--- Start Material ---
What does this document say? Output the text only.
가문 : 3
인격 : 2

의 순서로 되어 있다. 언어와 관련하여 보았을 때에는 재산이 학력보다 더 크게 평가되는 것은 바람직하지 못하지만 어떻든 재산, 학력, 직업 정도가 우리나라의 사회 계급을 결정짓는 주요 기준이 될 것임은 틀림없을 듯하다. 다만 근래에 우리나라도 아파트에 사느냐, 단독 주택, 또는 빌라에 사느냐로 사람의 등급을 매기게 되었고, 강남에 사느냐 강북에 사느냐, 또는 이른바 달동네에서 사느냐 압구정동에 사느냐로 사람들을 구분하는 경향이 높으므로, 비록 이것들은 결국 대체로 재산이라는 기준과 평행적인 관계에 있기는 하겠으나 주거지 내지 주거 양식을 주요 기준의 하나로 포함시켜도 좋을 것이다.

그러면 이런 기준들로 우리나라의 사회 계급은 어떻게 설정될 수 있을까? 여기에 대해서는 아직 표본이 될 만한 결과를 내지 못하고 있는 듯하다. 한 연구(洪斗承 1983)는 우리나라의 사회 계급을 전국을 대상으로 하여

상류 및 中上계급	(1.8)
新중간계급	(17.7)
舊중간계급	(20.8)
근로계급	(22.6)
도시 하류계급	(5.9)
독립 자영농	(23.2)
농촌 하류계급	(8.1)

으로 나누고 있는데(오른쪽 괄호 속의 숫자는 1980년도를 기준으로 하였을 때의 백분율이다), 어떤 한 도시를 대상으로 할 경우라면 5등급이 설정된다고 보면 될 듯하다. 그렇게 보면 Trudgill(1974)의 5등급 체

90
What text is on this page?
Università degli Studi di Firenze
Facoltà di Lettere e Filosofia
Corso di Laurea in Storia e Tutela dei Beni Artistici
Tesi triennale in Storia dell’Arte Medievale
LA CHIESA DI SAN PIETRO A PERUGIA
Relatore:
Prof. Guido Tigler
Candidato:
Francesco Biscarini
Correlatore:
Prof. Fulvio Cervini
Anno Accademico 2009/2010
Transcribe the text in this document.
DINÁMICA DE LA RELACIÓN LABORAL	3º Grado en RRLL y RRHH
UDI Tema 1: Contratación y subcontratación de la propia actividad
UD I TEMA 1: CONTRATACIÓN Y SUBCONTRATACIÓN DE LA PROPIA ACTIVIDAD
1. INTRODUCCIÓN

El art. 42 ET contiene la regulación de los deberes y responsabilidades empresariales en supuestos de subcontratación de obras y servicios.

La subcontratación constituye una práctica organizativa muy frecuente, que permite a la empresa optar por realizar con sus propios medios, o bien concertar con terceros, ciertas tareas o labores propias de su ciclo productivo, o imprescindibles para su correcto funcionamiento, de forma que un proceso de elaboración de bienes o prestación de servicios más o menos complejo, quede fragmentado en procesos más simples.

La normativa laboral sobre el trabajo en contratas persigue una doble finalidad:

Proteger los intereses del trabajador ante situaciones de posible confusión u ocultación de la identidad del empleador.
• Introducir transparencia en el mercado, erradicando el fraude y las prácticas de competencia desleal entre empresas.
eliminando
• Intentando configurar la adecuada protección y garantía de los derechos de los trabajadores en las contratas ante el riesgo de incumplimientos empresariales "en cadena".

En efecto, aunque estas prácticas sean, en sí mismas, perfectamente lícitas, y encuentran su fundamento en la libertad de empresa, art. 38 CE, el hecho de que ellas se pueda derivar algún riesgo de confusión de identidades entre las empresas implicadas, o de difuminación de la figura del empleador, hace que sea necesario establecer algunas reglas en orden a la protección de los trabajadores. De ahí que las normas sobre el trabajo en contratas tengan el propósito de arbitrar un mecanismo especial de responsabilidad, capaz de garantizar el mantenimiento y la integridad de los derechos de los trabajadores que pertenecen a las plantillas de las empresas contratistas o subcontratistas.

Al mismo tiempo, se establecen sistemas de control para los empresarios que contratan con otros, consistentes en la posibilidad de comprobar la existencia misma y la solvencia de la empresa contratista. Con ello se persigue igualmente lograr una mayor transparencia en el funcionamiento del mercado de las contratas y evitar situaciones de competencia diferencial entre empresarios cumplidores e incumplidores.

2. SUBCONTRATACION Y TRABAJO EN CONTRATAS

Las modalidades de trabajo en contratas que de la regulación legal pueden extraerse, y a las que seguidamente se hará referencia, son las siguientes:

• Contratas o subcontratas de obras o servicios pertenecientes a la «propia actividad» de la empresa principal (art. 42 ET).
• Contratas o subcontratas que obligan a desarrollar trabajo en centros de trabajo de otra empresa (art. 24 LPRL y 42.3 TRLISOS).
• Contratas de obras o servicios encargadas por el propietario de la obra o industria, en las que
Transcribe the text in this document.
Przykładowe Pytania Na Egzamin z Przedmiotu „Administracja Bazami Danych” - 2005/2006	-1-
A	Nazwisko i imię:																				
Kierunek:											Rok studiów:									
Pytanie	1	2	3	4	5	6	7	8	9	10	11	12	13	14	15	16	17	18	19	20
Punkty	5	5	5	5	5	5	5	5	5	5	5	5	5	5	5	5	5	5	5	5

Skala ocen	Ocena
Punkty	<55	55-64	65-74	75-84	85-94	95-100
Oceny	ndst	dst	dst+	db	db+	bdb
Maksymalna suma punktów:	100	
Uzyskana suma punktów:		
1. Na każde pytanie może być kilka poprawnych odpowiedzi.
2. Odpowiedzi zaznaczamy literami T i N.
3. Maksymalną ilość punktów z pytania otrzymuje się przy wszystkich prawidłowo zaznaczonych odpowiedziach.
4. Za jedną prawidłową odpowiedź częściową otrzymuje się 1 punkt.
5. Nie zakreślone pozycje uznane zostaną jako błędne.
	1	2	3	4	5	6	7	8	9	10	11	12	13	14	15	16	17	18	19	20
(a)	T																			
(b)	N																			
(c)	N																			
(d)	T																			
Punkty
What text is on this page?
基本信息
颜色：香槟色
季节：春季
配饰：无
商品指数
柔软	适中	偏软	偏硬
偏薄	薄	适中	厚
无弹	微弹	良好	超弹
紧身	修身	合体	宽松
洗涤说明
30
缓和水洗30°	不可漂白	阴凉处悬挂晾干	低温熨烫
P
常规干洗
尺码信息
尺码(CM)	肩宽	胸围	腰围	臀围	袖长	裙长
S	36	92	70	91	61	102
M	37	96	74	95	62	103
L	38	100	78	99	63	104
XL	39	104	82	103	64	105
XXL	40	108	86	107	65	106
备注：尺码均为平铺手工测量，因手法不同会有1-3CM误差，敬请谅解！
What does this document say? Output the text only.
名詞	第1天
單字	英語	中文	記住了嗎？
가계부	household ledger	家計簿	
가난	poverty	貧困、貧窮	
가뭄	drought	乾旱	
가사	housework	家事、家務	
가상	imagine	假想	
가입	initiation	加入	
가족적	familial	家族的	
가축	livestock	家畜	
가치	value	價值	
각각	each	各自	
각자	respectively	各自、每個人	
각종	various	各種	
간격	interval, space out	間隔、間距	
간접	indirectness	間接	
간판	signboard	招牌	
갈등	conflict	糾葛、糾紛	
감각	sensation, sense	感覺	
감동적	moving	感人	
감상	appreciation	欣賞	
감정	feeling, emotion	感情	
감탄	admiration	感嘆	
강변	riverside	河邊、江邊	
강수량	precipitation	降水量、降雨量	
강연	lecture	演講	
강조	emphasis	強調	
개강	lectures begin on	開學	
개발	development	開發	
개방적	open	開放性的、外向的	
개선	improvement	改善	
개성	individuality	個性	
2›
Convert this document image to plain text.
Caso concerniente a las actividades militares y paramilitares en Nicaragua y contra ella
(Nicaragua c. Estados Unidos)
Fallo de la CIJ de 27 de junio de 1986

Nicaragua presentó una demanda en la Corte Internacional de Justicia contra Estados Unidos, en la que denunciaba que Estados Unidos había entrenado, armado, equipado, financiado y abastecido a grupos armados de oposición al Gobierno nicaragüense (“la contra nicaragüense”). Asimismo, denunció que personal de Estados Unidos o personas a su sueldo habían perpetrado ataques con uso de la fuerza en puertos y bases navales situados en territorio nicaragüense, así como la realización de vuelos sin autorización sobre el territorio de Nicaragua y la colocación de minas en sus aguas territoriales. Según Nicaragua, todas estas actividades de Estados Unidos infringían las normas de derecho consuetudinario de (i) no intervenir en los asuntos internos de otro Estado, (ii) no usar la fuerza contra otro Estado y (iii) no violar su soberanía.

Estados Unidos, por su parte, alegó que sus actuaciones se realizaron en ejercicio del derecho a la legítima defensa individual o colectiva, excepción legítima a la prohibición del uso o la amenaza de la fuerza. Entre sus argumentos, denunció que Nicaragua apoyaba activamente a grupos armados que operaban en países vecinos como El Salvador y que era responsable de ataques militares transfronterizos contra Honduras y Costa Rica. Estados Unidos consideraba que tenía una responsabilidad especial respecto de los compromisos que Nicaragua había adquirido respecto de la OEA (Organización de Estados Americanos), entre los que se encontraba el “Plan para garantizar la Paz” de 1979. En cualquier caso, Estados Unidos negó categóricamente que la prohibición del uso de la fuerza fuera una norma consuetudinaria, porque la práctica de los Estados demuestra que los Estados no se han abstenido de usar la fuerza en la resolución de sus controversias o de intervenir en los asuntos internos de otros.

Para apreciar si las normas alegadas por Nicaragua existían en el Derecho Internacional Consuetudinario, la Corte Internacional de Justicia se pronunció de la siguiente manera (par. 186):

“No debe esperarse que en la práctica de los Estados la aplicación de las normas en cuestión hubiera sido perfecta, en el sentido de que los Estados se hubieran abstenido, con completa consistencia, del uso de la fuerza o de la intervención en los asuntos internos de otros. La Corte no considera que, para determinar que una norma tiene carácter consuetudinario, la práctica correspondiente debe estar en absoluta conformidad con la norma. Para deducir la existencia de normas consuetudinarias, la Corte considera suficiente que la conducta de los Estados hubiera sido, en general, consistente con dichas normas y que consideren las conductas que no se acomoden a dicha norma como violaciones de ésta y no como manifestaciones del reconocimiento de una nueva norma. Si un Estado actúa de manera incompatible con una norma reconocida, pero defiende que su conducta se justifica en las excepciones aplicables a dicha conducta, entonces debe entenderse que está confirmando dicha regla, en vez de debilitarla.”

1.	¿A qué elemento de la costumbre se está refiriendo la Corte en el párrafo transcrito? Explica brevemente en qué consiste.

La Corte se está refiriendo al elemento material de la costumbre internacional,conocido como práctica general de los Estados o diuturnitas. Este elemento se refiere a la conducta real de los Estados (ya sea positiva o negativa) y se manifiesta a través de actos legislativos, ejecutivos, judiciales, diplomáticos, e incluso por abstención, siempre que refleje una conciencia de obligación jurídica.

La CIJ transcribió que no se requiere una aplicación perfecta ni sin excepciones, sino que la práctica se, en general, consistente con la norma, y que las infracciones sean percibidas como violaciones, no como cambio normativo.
--- End Material ---
What the task asks:
Identify every line above that includes the word "punktów", and show those lines.

Response for this exercise:
Maksymalna suma punktów:	100	
Uzyskana suma punktów:		
3. Maksymalną ilość punktów z pytania otrzymuje się przy wszystkich prawidłowo zaznaczonych odpowiedziach.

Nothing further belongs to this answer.